Information provided –

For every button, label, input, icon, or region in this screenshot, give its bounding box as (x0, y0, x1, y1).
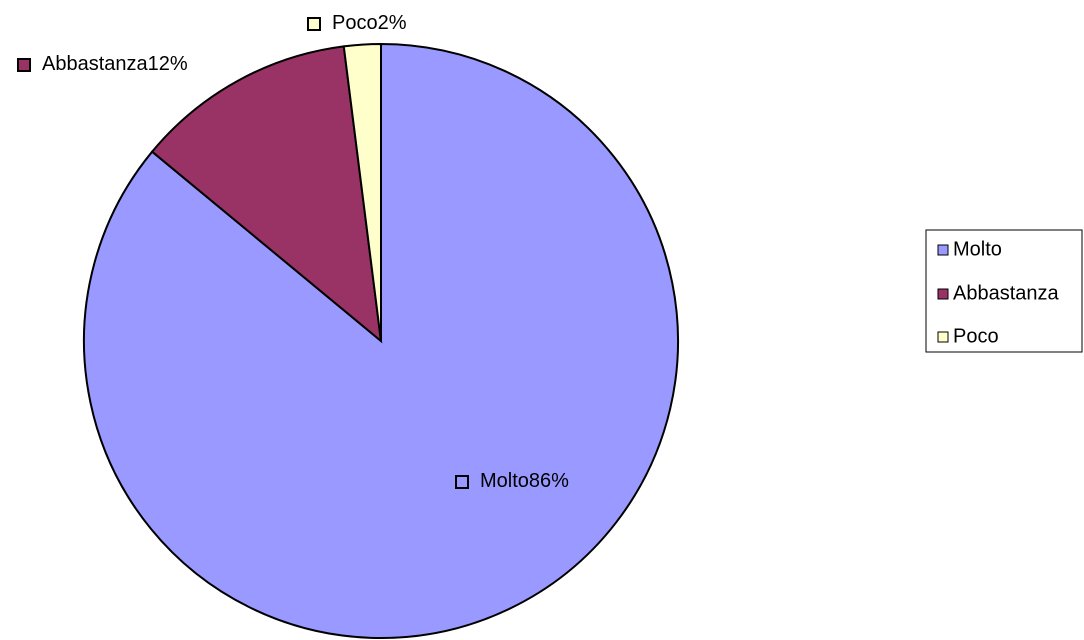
label-key (307, 17, 321, 31)
legend-label: Abbastanza (953, 282, 1060, 304)
pie-slice (342, 42, 382, 342)
data-label-category: Abbastanza (42, 53, 149, 75)
data-label: Poco2% (332, 12, 407, 34)
label-key (17, 58, 31, 72)
label-key (455, 475, 469, 489)
data-label: Molto86% (480, 470, 569, 492)
data-label-value: 86% (529, 470, 569, 492)
legend-key (937, 288, 949, 300)
data-label-value: 2% (378, 12, 407, 34)
data-label-category: Poco (332, 12, 378, 34)
pie-slice (150, 45, 383, 344)
legend-key (937, 244, 949, 256)
legend-label: Molto (953, 238, 1002, 260)
data-label-value: 12% (148, 53, 188, 75)
data-label-category: Molto (480, 470, 529, 492)
legend-box (925, 229, 1083, 353)
legend-label: Poco (953, 325, 999, 347)
data-label: Abbastanza12% (42, 53, 188, 75)
legend-key (937, 331, 949, 343)
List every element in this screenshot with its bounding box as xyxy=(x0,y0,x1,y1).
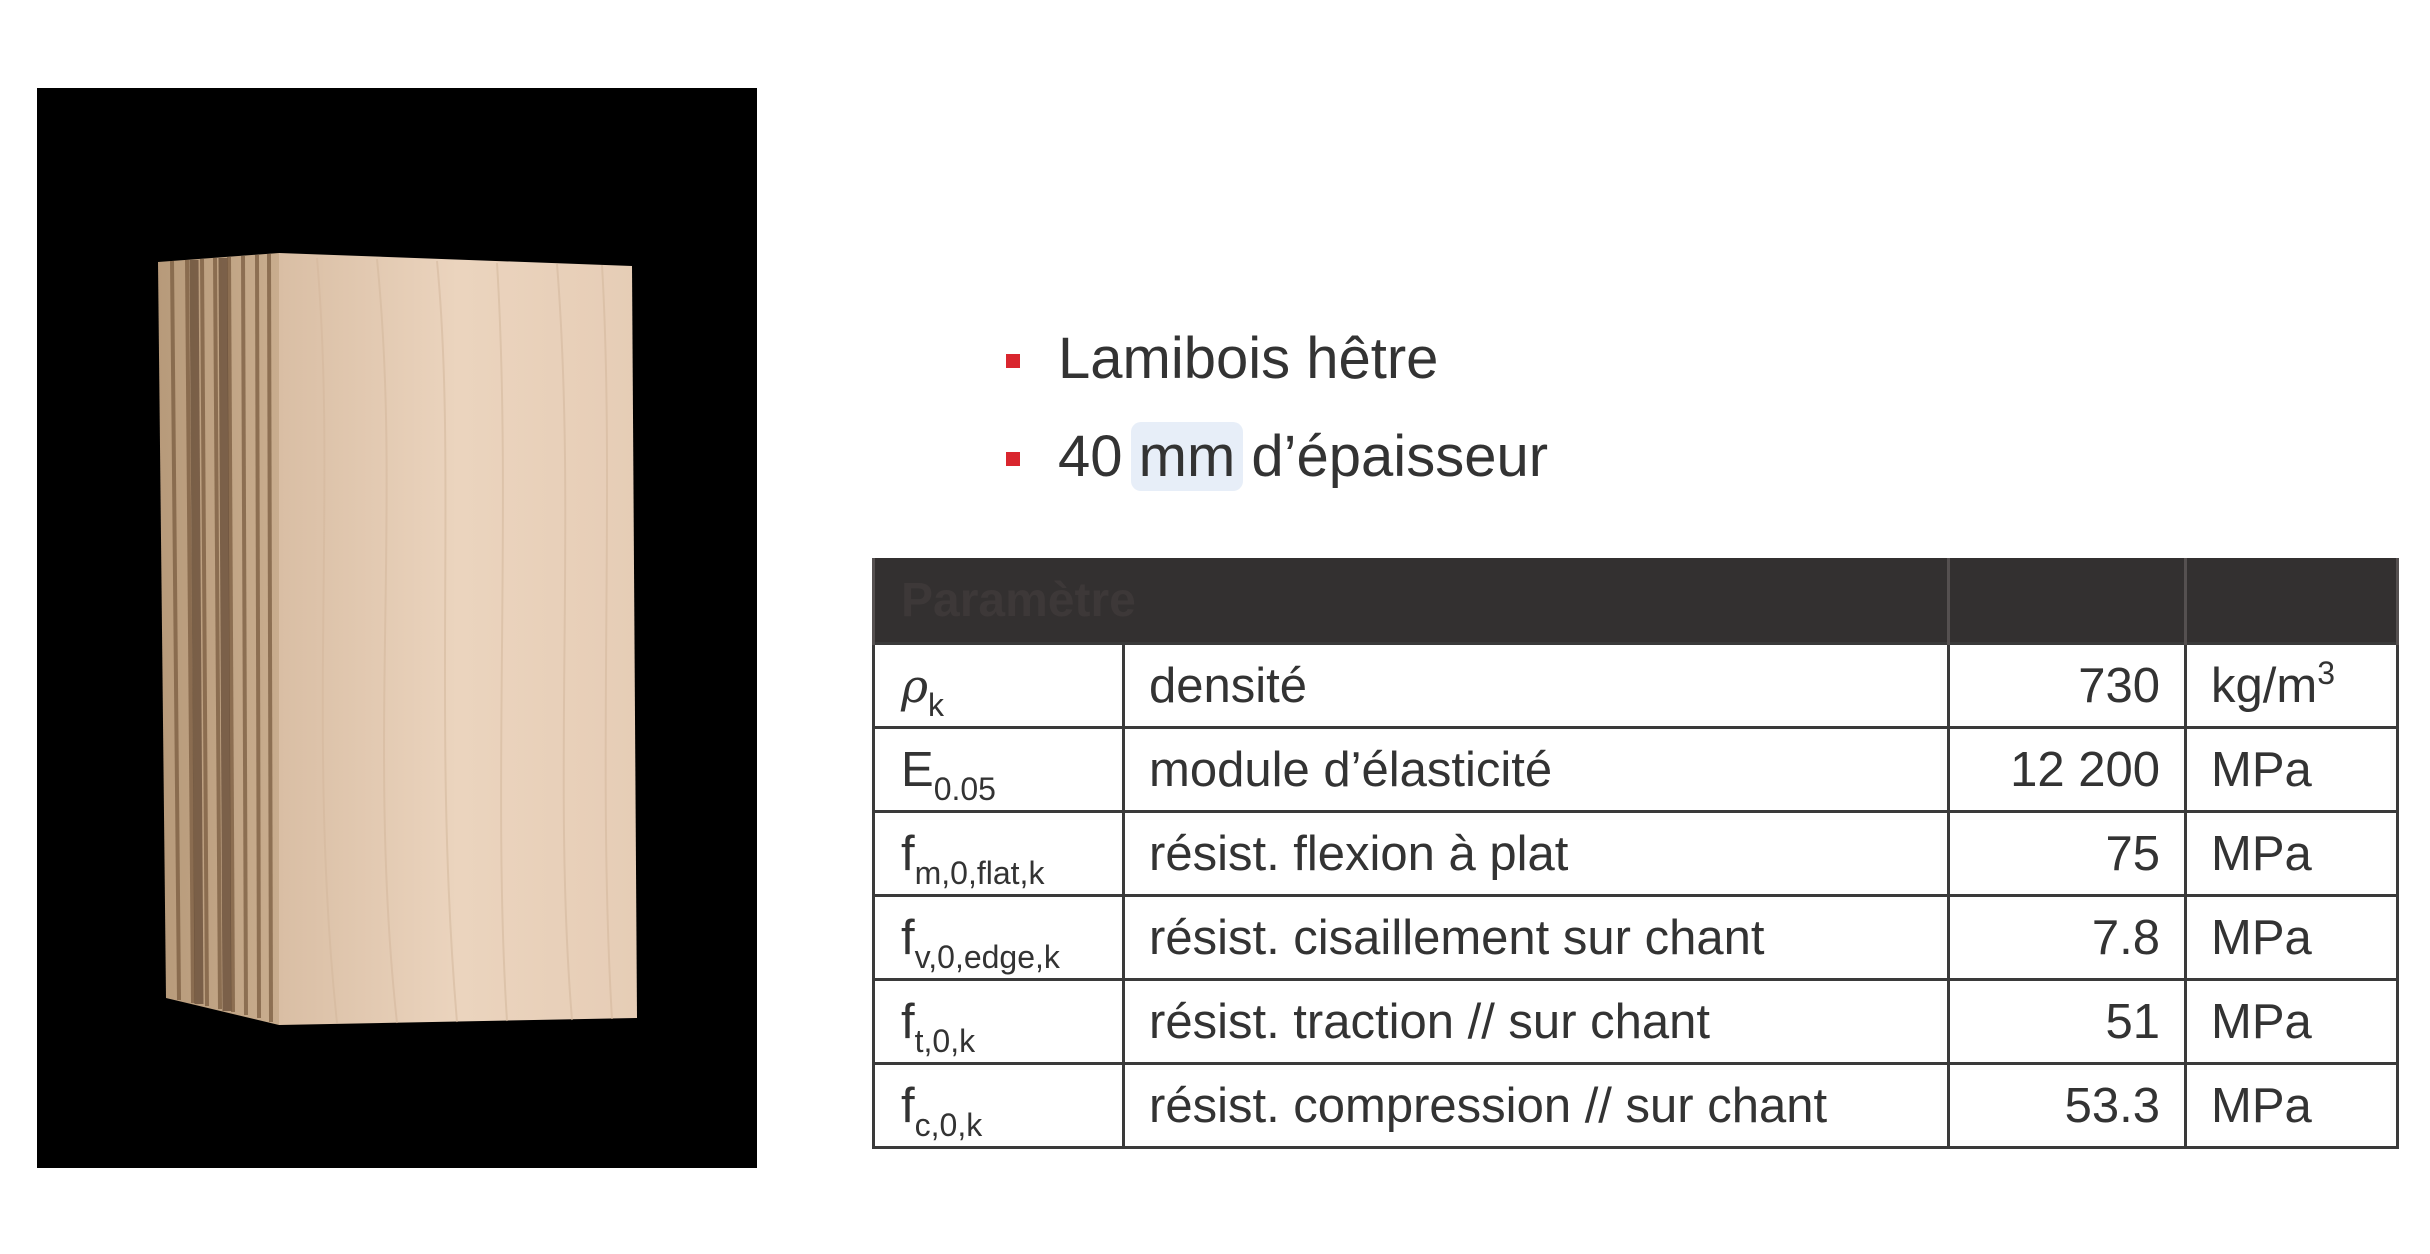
wood-block-illustration xyxy=(37,88,757,1168)
symbol-cell: E0.05 xyxy=(872,726,1125,813)
highlighted-text: mm xyxy=(1130,422,1244,491)
bullet-text: Lamibois hêtre xyxy=(1058,326,1439,391)
bullet-text-suffix: d’épaisseur xyxy=(1235,424,1549,489)
description-cell: module d’élasticité xyxy=(1121,726,1951,813)
description-cell: résist. cisaillement sur chant xyxy=(1121,894,1951,981)
bullet-item-thickness: 40 mm d’épaisseur xyxy=(1000,416,1548,514)
symbol-subscript: v,0,edge,k xyxy=(914,938,1060,975)
table-row: fm,0,flat,k résist. flexion à plat 75 MP… xyxy=(872,810,2400,897)
description-cell: résist. traction // sur chant xyxy=(1121,978,1951,1065)
value-cell: 7.8 xyxy=(1947,894,2188,981)
lvl-block-photo xyxy=(37,88,757,1168)
symbol-main: ρ xyxy=(901,658,929,713)
symbol-subscript: 0.05 xyxy=(933,770,996,807)
symbol-cell: fc,0,k xyxy=(872,1062,1125,1149)
value-cell: 51 xyxy=(1947,978,2188,1065)
unit-text: MPa xyxy=(2211,826,2312,881)
unit-cell: MPa xyxy=(2184,726,2400,813)
bullet-list: Lamibois hêtre 40 mm d’épaisseur xyxy=(1000,318,1548,514)
header-value xyxy=(1947,558,2188,644)
table-row: ρk densité 730 kg/m3 xyxy=(872,642,2400,729)
symbol-subscript: m,0,flat,k xyxy=(914,854,1045,891)
value-cell: 12 200 xyxy=(1947,726,2188,813)
bullet-marker-icon xyxy=(1006,452,1020,466)
unit-cell: kg/m3 xyxy=(2184,642,2400,729)
unit-text: MPa xyxy=(2211,1078,2312,1133)
bullet-item-material: Lamibois hêtre xyxy=(1000,318,1548,416)
bullet-marker-icon xyxy=(1006,354,1020,368)
table-header-row: Paramètre xyxy=(871,558,2400,644)
description-cell: densité xyxy=(1121,642,1951,729)
unit-text: MPa xyxy=(2211,994,2312,1049)
header-unit xyxy=(2184,558,2400,644)
wood-grain xyxy=(316,257,613,1024)
symbol-main: f xyxy=(901,994,915,1049)
table-row: fc,0,k résist. compression // sur chant … xyxy=(872,1062,2400,1149)
symbol-subscript: t,0,k xyxy=(914,1022,976,1059)
header-parameter: Paramètre xyxy=(871,558,1951,644)
symbol-main: f xyxy=(901,1078,915,1133)
value-cell: 730 xyxy=(1947,642,2188,729)
properties-table: Paramètre ρk densité 730 kg/m3 E0.05 mod… xyxy=(871,558,2400,1149)
unit-cell: MPa xyxy=(2184,1062,2400,1149)
description-cell: résist. flexion à plat xyxy=(1121,810,1951,897)
unit-text: MPa xyxy=(2211,742,2312,797)
value-cell: 53.3 xyxy=(1947,1062,2188,1149)
block-face xyxy=(279,253,637,1025)
table-row: fv,0,edge,k résist. cisaillement sur cha… xyxy=(872,894,2400,981)
symbol-subscript: c,0,k xyxy=(914,1106,983,1143)
symbol-main: f xyxy=(901,826,915,881)
symbol-cell: fm,0,flat,k xyxy=(872,810,1125,897)
value-cell: 75 xyxy=(1947,810,2188,897)
symbol-subscript: k xyxy=(928,686,945,723)
table-row: ft,0,k résist. traction // sur chant 51 … xyxy=(872,978,2400,1065)
unit-superscript: 3 xyxy=(2317,654,2335,691)
description-cell: résist. compression // sur chant xyxy=(1121,1062,1951,1149)
unit-text: MPa xyxy=(2211,910,2312,965)
symbol-cell: fv,0,edge,k xyxy=(872,894,1125,981)
unit-cell: MPa xyxy=(2184,894,2400,981)
symbol-main: f xyxy=(901,910,915,965)
unit-text: kg/m xyxy=(2211,658,2318,713)
bullet-text-prefix: 40 xyxy=(1058,424,1139,489)
lamination-lines xyxy=(170,253,273,1023)
unit-cell: MPa xyxy=(2184,978,2400,1065)
table-row: E0.05 module d’élasticité 12 200 MPa xyxy=(872,726,2400,813)
unit-cell: MPa xyxy=(2184,810,2400,897)
symbol-cell: ρk xyxy=(872,642,1125,729)
symbol-cell: ft,0,k xyxy=(872,978,1125,1065)
symbol-main: E xyxy=(901,742,934,797)
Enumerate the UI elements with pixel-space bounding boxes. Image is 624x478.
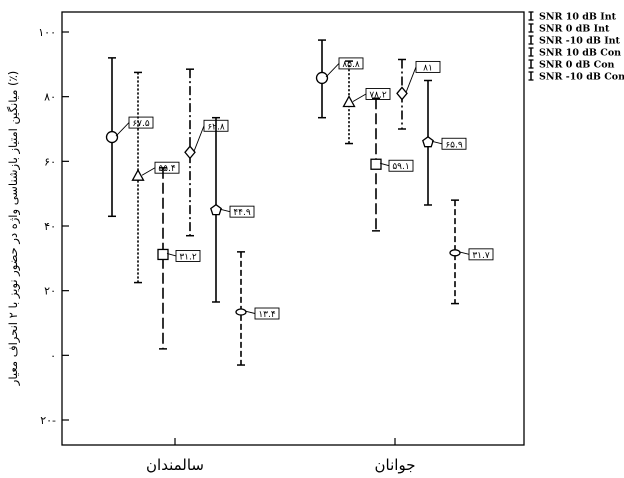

Task –
Copy out every line of the data above word for word, but leave out the pictures.

Answer to the exercise –
For every button, label, input, icon, or region in this screenshot, give its bounding box as (x0, y0, x1, y1).
label-key (307, 17, 321, 31)
legend-label: Abbastanza (953, 282, 1060, 304)
pie-slice (342, 42, 382, 342)
data-label-category: Abbastanza (42, 53, 149, 75)
data-label: Poco2% (332, 12, 407, 34)
label-key (17, 58, 31, 72)
label-key (455, 475, 469, 489)
data-label: Molto86% (480, 470, 569, 492)
data-label-value: 86% (529, 470, 569, 492)
legend-key (937, 288, 949, 300)
data-label-value: 2% (378, 12, 407, 34)
data-label-category: Poco (332, 12, 378, 34)
pie-slice (150, 45, 383, 344)
legend-key (937, 244, 949, 256)
legend-label: Molto (953, 238, 1002, 260)
data-label-value: 12% (148, 53, 188, 75)
data-label-category: Molto (480, 470, 529, 492)
legend-box (925, 229, 1083, 353)
legend-label: Poco (953, 325, 999, 347)
data-label: Abbastanza12% (42, 53, 188, 75)
legend-key (937, 331, 949, 343)
List every element in this screenshot with its bounding box as xyxy=(x0,y0,x1,y1).
wood-block-illustration xyxy=(37,88,757,1168)
symbol-cell: E0.05 xyxy=(872,726,1125,813)
highlighted-text: mm xyxy=(1130,422,1244,491)
bullet-text: Lamibois hêtre xyxy=(1058,326,1439,391)
bullet-text-suffix: d’épaisseur xyxy=(1235,424,1549,489)
description-cell: module d’élasticité xyxy=(1121,726,1951,813)
description-cell: résist. cisaillement sur chant xyxy=(1121,894,1951,981)
bullet-item-thickness: 40 mm d’épaisseur xyxy=(1000,416,1548,514)
symbol-subscript: v,0,edge,k xyxy=(914,938,1060,975)
table-row: fm,0,flat,k résist. flexion à plat 75 MP… xyxy=(872,810,2400,897)
description-cell: résist. traction // sur chant xyxy=(1121,978,1951,1065)
value-cell: 7.8 xyxy=(1947,894,2188,981)
lvl-block-photo xyxy=(37,88,757,1168)
symbol-main: ρ xyxy=(901,658,929,713)
symbol-subscript: 0.05 xyxy=(933,770,996,807)
symbol-cell: fc,0,k xyxy=(872,1062,1125,1149)
value-cell: 51 xyxy=(1947,978,2188,1065)
unit-text: MPa xyxy=(2211,826,2312,881)
unit-cell: MPa xyxy=(2184,726,2400,813)
bullet-list: Lamibois hêtre 40 mm d’épaisseur xyxy=(1000,318,1548,514)
header-value xyxy=(1947,558,2188,644)
table-row: ρk densité 730 kg/m3 xyxy=(872,642,2400,729)
symbol-subscript: m,0,flat,k xyxy=(914,854,1045,891)
value-cell: 12 200 xyxy=(1947,726,2188,813)
bullet-marker-icon xyxy=(1006,452,1020,466)
unit-cell: kg/m3 xyxy=(2184,642,2400,729)
unit-text: MPa xyxy=(2211,1078,2312,1133)
bullet-item-material: Lamibois hêtre xyxy=(1000,318,1548,416)
bullet-marker-icon xyxy=(1006,354,1020,368)
table-header-row: Paramètre xyxy=(871,558,2400,644)
description-cell: densité xyxy=(1121,642,1951,729)
unit-text: MPa xyxy=(2211,994,2312,1049)
header-unit xyxy=(2184,558,2400,644)
wood-grain xyxy=(316,257,613,1024)
symbol-main: f xyxy=(901,994,915,1049)
table-row: fc,0,k résist. compression // sur chant … xyxy=(872,1062,2400,1149)
symbol-subscript: t,0,k xyxy=(914,1022,976,1059)
header-parameter: Paramètre xyxy=(871,558,1951,644)
symbol-main: f xyxy=(901,1078,915,1133)
value-cell: 730 xyxy=(1947,642,2188,729)
properties-table: Paramètre ρk densité 730 kg/m3 E0.05 mod… xyxy=(871,558,2400,1149)
unit-cell: MPa xyxy=(2184,1062,2400,1149)
description-cell: résist. flexion à plat xyxy=(1121,810,1951,897)
unit-text: MPa xyxy=(2211,742,2312,797)
value-cell: 53.3 xyxy=(1947,1062,2188,1149)
block-face xyxy=(279,253,637,1025)
table-row: fv,0,edge,k résist. cisaillement sur cha… xyxy=(872,894,2400,981)
symbol-subscript: c,0,k xyxy=(914,1106,983,1143)
symbol-main: f xyxy=(901,826,915,881)
symbol-cell: fm,0,flat,k xyxy=(872,810,1125,897)
value-cell: 75 xyxy=(1947,810,2188,897)
symbol-subscript: k xyxy=(928,686,945,723)
table-row: ft,0,k résist. traction // sur chant 51 … xyxy=(872,978,2400,1065)
unit-superscript: 3 xyxy=(2317,654,2335,691)
description-cell: résist. compression // sur chant xyxy=(1121,1062,1951,1149)
unit-text: MPa xyxy=(2211,910,2312,965)
symbol-cell: fv,0,edge,k xyxy=(872,894,1125,981)
unit-cell: MPa xyxy=(2184,894,2400,981)
symbol-main: f xyxy=(901,910,915,965)
unit-text: kg/m xyxy=(2211,658,2318,713)
bullet-text-prefix: 40 xyxy=(1058,424,1139,489)
lamination-lines xyxy=(170,253,273,1023)
unit-cell: MPa xyxy=(2184,978,2400,1065)
table-row: E0.05 module d’élasticité 12 200 MPa xyxy=(872,726,2400,813)
unit-cell: MPa xyxy=(2184,810,2400,897)
symbol-cell: ρk xyxy=(872,642,1125,729)
symbol-cell: ft,0,k xyxy=(872,978,1125,1065)
symbol-main: E xyxy=(901,742,934,797)
Enumerate the UI elements with pixel-space bounding boxes. Image is 624x478.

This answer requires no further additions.